— start Records supplied —
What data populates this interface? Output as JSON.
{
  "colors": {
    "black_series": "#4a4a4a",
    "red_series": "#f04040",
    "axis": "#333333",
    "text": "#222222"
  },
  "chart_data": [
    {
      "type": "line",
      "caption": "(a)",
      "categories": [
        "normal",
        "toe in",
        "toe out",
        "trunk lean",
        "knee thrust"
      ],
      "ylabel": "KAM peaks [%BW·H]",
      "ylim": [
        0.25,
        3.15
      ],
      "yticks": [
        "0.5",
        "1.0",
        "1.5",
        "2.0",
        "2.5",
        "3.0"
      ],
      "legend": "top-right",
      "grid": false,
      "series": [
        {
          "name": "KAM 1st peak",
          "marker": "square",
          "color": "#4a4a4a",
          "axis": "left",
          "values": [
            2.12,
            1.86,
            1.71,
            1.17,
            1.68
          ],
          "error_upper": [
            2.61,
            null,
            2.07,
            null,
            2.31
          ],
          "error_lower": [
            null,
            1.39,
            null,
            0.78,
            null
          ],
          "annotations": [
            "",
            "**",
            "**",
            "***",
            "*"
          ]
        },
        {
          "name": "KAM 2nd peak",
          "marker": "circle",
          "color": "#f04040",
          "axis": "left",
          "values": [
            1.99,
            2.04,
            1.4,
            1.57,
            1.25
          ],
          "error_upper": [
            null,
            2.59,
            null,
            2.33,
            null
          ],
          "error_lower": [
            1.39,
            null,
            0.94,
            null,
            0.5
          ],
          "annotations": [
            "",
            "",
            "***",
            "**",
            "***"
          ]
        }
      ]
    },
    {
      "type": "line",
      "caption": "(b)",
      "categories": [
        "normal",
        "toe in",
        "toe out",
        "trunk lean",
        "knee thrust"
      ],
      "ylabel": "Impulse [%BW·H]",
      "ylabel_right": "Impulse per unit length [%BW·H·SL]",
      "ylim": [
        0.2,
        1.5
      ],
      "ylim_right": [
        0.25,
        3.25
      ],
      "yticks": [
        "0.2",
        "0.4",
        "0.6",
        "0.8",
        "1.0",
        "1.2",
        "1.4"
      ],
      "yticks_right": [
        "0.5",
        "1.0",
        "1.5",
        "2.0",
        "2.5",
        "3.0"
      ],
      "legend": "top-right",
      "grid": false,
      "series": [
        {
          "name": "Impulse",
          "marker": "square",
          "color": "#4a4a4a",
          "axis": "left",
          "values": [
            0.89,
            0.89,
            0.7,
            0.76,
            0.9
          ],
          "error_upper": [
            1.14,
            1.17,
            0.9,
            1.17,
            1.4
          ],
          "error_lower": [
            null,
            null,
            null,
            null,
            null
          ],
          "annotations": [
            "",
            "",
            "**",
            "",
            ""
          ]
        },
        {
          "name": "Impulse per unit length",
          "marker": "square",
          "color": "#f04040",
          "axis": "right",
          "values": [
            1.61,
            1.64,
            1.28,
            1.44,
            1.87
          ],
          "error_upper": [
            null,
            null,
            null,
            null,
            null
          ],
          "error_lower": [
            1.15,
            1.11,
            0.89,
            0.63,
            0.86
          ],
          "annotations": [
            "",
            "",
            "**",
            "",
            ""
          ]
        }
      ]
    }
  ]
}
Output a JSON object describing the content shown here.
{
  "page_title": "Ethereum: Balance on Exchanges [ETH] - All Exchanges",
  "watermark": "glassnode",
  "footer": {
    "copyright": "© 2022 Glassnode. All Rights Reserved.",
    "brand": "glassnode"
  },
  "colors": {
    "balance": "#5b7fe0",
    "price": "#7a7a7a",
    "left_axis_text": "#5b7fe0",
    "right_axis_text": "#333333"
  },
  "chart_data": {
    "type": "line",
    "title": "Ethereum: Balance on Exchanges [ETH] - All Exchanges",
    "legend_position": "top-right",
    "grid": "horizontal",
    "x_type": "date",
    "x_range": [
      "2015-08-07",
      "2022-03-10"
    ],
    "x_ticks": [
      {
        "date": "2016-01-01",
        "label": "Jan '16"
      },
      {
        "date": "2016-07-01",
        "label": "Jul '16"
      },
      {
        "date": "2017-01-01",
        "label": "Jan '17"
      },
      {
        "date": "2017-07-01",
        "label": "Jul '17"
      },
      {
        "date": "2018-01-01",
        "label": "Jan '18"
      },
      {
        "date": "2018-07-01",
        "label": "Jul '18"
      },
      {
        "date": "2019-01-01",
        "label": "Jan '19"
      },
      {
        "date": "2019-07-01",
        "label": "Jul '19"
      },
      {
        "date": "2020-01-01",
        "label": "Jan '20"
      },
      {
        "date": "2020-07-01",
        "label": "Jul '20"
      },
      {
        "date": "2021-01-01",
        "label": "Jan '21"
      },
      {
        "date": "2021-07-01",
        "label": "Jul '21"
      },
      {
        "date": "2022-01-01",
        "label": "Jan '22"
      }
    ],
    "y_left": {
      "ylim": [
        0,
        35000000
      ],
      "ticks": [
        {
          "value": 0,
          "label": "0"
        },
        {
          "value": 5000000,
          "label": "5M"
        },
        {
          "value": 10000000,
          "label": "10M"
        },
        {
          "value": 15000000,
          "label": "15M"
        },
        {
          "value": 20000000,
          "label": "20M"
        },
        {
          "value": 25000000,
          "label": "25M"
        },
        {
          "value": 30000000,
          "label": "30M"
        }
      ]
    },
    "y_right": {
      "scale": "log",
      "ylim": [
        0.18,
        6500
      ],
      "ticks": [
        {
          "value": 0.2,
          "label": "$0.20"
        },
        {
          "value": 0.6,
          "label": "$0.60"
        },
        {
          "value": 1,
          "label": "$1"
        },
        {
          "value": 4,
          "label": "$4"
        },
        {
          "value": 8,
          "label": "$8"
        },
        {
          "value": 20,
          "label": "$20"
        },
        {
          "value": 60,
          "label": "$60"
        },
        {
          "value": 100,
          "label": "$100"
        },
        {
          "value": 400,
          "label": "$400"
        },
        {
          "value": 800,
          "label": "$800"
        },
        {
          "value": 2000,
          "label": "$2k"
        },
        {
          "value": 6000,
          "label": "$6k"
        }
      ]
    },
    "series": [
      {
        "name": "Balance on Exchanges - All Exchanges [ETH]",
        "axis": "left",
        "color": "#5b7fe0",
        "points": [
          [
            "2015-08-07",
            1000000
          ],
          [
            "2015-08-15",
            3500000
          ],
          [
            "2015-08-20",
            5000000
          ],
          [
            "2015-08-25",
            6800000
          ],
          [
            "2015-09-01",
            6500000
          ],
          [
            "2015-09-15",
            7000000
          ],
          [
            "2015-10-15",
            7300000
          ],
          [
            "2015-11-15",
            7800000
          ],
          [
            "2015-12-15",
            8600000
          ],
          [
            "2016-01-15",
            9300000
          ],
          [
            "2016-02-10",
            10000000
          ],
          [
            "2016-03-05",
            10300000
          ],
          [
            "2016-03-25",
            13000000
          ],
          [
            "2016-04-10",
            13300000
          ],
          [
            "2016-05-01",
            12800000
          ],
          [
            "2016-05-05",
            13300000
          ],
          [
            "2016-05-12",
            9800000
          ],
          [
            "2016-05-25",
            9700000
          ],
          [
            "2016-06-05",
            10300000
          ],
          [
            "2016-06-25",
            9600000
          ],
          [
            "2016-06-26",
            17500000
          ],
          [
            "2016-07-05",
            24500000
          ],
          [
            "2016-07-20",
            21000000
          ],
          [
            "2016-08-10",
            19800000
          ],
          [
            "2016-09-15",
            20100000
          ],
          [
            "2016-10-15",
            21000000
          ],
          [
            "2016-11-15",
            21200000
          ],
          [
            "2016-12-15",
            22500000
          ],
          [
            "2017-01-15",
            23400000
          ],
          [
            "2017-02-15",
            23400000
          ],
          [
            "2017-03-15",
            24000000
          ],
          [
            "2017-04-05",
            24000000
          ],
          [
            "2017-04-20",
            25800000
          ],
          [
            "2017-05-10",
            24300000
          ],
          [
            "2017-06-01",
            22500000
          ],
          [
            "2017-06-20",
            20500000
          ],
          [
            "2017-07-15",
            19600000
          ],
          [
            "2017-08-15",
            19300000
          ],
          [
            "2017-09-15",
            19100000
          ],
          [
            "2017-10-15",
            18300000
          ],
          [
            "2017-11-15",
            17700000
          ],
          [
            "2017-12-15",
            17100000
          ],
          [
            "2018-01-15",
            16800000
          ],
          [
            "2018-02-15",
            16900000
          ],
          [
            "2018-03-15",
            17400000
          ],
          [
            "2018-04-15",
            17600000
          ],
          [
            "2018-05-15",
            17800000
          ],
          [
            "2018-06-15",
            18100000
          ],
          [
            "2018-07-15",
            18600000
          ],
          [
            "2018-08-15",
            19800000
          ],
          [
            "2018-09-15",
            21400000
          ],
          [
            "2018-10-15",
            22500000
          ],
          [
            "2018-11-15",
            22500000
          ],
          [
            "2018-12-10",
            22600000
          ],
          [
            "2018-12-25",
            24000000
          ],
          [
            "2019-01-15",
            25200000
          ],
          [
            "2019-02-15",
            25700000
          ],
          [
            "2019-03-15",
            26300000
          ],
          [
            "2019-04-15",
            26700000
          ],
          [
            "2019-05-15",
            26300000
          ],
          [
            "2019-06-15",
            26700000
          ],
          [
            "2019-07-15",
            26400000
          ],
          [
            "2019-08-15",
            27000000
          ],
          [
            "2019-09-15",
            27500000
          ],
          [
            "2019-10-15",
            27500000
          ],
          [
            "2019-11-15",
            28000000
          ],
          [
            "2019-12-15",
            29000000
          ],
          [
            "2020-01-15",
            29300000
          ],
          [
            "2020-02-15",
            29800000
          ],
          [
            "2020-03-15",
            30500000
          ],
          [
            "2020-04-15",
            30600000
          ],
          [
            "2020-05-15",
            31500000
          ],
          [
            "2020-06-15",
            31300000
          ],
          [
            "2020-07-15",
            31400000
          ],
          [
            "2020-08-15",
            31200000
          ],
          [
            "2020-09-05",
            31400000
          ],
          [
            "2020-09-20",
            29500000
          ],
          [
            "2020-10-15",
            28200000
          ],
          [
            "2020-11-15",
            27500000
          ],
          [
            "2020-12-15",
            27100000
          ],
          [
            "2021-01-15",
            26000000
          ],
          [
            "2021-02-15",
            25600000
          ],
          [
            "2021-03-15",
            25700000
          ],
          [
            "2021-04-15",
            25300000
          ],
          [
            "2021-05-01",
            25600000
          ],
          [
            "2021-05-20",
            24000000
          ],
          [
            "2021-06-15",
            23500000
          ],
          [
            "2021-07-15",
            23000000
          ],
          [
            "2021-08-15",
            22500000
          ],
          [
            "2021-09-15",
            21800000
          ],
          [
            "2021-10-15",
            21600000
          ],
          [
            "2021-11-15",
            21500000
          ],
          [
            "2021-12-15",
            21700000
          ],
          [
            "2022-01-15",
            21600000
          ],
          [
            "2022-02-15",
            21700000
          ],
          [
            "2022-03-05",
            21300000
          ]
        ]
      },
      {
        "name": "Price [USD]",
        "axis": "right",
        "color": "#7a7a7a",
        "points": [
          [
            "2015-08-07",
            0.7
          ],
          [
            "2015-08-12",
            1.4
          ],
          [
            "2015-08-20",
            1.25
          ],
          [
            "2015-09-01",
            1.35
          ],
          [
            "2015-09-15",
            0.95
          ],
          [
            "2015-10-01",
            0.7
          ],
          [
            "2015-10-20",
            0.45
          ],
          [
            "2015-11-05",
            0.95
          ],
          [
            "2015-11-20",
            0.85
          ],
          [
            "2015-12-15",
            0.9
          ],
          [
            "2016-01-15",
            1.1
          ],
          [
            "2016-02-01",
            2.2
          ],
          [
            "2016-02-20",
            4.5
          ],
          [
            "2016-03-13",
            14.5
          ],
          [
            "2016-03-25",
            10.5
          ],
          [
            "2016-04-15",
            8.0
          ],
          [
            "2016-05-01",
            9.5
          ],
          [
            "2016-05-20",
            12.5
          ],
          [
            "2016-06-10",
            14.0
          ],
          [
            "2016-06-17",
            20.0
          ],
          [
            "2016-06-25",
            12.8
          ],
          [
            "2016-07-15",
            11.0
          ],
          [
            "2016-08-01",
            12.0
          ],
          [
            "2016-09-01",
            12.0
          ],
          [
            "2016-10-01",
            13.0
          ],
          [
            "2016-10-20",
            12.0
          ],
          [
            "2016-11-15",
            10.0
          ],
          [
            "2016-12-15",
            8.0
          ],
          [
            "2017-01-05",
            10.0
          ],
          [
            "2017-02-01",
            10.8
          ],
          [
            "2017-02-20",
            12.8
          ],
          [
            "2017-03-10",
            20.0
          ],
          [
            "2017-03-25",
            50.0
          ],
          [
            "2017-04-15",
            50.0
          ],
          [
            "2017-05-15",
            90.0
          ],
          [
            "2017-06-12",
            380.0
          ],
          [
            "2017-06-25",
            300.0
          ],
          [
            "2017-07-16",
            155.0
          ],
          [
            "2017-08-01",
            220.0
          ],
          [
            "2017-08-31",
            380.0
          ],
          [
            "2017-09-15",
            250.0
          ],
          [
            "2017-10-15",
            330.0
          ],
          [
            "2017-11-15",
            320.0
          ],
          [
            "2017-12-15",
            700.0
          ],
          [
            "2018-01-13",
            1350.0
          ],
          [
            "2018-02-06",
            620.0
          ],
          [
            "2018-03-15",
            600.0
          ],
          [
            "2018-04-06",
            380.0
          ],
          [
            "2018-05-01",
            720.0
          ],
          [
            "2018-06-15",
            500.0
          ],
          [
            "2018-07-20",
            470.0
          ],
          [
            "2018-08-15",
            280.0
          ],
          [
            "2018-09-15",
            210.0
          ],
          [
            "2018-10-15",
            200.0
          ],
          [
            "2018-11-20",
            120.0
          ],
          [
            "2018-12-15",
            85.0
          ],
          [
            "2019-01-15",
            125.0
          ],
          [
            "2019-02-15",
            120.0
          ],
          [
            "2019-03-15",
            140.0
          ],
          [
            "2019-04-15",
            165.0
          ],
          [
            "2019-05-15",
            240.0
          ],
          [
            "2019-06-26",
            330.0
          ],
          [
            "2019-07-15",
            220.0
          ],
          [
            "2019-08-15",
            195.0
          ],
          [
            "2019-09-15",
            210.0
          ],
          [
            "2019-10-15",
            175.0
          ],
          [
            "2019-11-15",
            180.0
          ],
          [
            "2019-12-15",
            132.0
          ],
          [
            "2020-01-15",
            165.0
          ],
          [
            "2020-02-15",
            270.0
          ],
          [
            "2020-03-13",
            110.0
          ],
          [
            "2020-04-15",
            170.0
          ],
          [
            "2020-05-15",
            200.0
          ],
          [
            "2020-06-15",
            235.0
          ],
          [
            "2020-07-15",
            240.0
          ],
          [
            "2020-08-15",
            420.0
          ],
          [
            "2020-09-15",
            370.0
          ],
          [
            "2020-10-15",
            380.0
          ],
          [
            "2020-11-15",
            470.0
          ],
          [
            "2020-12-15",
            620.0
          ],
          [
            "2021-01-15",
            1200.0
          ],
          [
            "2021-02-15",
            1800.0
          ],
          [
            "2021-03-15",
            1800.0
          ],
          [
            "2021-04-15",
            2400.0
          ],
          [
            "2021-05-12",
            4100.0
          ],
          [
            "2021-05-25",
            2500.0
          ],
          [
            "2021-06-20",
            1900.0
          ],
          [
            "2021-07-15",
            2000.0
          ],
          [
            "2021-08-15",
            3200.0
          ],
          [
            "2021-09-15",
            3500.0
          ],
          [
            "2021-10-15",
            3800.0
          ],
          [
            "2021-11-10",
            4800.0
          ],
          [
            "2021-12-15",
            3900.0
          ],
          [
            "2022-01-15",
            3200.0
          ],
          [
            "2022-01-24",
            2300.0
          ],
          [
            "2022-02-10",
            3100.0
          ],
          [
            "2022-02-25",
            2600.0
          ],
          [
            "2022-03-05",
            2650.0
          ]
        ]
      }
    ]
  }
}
— end Records supplied —
→ **Your objective**:
Extract every line containing the string "name" from the material.

→ **Result of this exercise**:
          "name": "KAM 1st peak",
          "name": "KAM 2nd peak",
          "name": "Impulse",
          "name": "Impulse per unit length",
        "name": "Balance on Exchanges - All Exchanges [ETH]",
        "name": "Price [USD]",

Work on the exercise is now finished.